Document page entries with text:
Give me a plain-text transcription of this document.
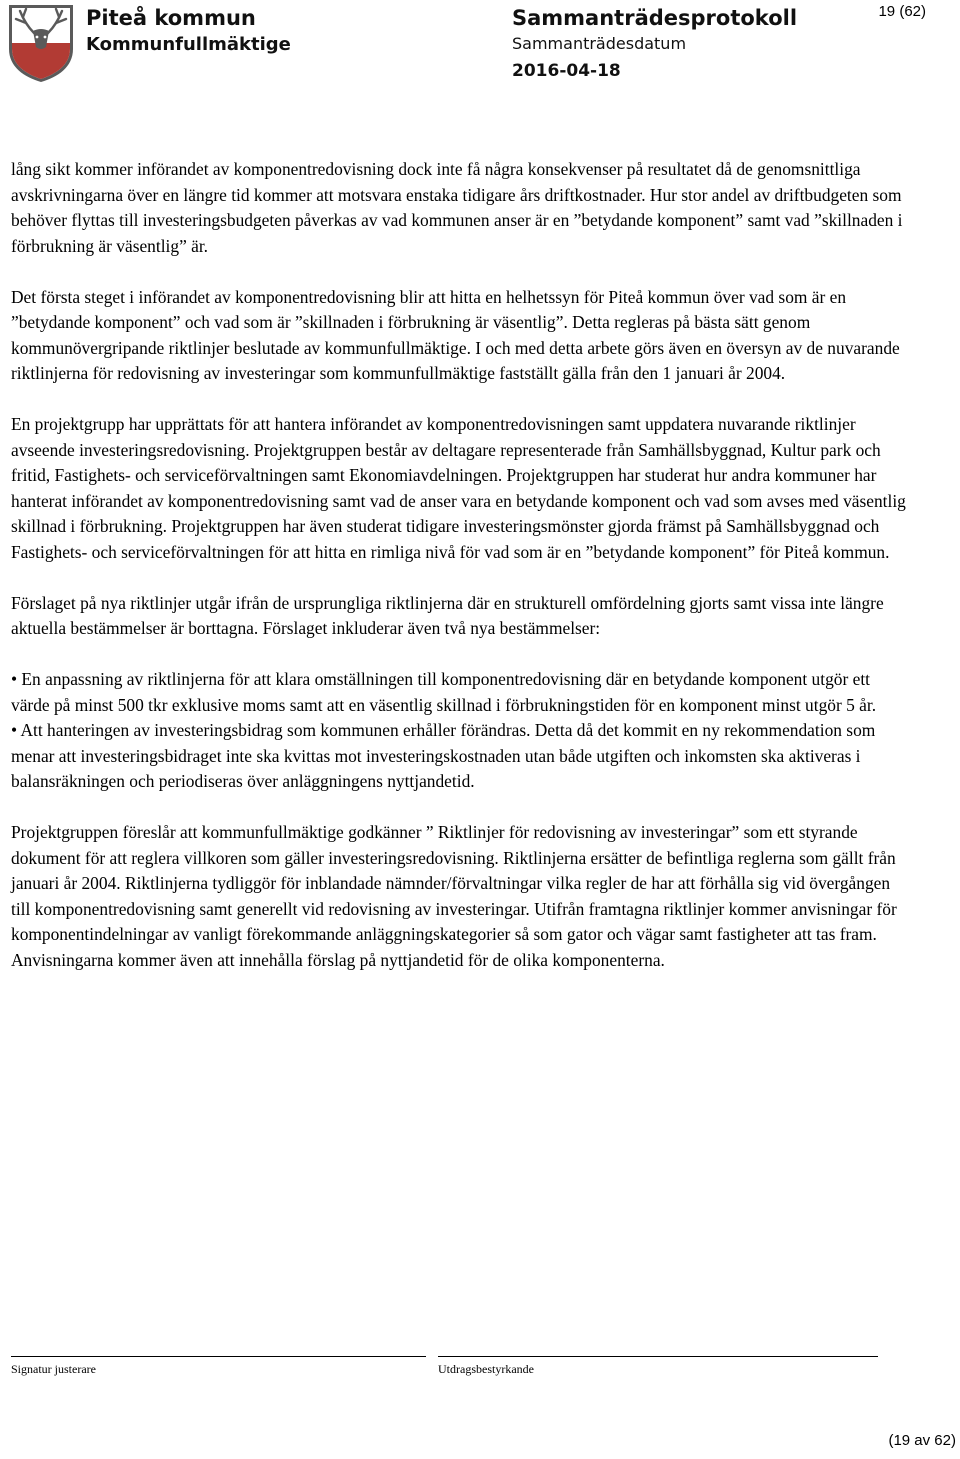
Piteå kommun
Kommunfullmäktige
Sammanträdesprotokoll
Sammanträdesdatum
2016-04-18
19 (62)

lång sikt kommer införandet av komponentredovisning dock inte få några konsekvenser på resultatet då de genomsnittliga avskrivningarna över en längre tid kommer att motsvara enstaka tidigare års driftkostnader. Hur stor andel av driftbudgeten som behöver flyttas till investeringsbudgeten påverkas av vad kommunen anser är en ”betydande komponent” samt vad ”skillnaden i förbrukning är väsentlig” är.

Det första steget i införandet av komponentredovisning blir att hitta en helhetssyn för Piteå kommun över vad som är en ”betydande komponent” och vad som är ”skillnaden i förbrukning är väsentlig”. Detta regleras på bästa sätt genom kommunövergripande riktlinjer beslutade av kommunfullmäktige. I och med detta arbete görs även en översyn av de nuvarande riktlinjerna för redovisning av investeringar som kommunfullmäktige fastställt gälla från den 1 januari år 2004.

En projektgrupp har upprättats för att hantera införandet av komponentredovisningen samt uppdatera nuvarande riktlinjer avseende investeringsredovisning. Projektgruppen består av deltagare representerade från Samhällsbyggnad, Kultur park och fritid, Fastighets- och serviceförvaltningen samt Ekonomiavdelningen. Projektgruppen har studerat hur andra kommuner har hanterat införandet av komponentredovisning samt vad de anser vara en betydande komponent och vad som avses med väsentlig skillnad i förbrukning. Projektgruppen har även studerat tidigare investeringsmönster gjorda främst på Samhällsbyggnad och Fastighets- och serviceförvaltningen för att hitta en rimliga nivå för vad som är en ”betydande komponent” för Piteå kommun.

Förslaget på nya riktlinjer utgår ifrån de ursprungliga riktlinjerna där en strukturell omfördelning gjorts samt vissa inte längre aktuella bestämmelser är borttagna. Förslaget inkluderar även två nya bestämmelser:

• En anpassning av riktlinjerna för att klara omställningen till komponentredovisning där en betydande komponent utgör ett värde på minst 500 tkr exklusive moms samt att en väsentlig skillnad i förbrukningstiden för en komponent minst utgör 5 år.

• Att hanteringen av investeringsbidrag som kommunen erhåller förändras. Detta då det kommit en ny rekommendation som menar att investeringsbidraget inte ska kvittas mot investeringskostnaden utan både utgiften och inkomsten ska aktiveras i balansräkningen och periodiseras över anläggningens nyttjandetid.

Projektgruppen föreslår att kommunfullmäktige godkänner ” Riktlinjer för redovisning av investeringar” som ett styrande dokument för att reglera villkoren som gäller investeringsredovisning. Riktlinjerna ersätter de befintliga reglerna som gällt från januari år 2004. Riktlinjerna tydliggör för inblandade nämnder/förvaltningar vilka regler de har att förhålla sig vid övergången till komponentredovisning samt generellt vid redovisning av investeringar. Utifrån framtagna riktlinjer kommer anvisningar för komponentindelningar av vanligt förekommande anläggningskategorier så som gator och vägar samt fastigheter att tas fram. Anvisningarna kommer även att innehålla förslag på nyttjandetid för de olika komponenterna.

Signatur justerare	Utdragsbestyrkande
(19 av 62)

### THE TASK
Copy out every line of the data where the word "kommer" occurs.

### RESPONSE
lång sikt kommer införandet av komponentredovisning dock inte få några konsekvenser på resultatet då de genomsnittliga avskrivningarna över en längre tid kommer att motsvara enstaka tidigare års driftkostnader. Hur stor andel av driftbudgeten som behöver flyttas till investeringsbudgeten påverkas av vad kommunen anser är en ”betydande komponent” samt vad ”skillnaden i förbrukning är väsentlig” är.
Projektgruppen föreslår att kommunfullmäktige godkänner ” Riktlinjer för redovisning av investeringar” som ett styrande dokument för att reglera villkoren som gäller investeringsredovisning. Riktlinjerna ersätter de befintliga reglerna som gällt från januari år 2004. Riktlinjerna tydliggör för inblandade nämnder/förvaltningar vilka regler de har att förhålla sig vid övergången till komponentredovisning samt generellt vid redovisning av investeringar. Utifrån framtagna riktlinjer kommer anvisningar för komponentindelningar av vanligt förekommande anläggningskategorier så som gator och vägar samt fastigheter att tas fram. Anvisningarna kommer även att innehålla förslag på nyttjandetid för de olika komponenterna.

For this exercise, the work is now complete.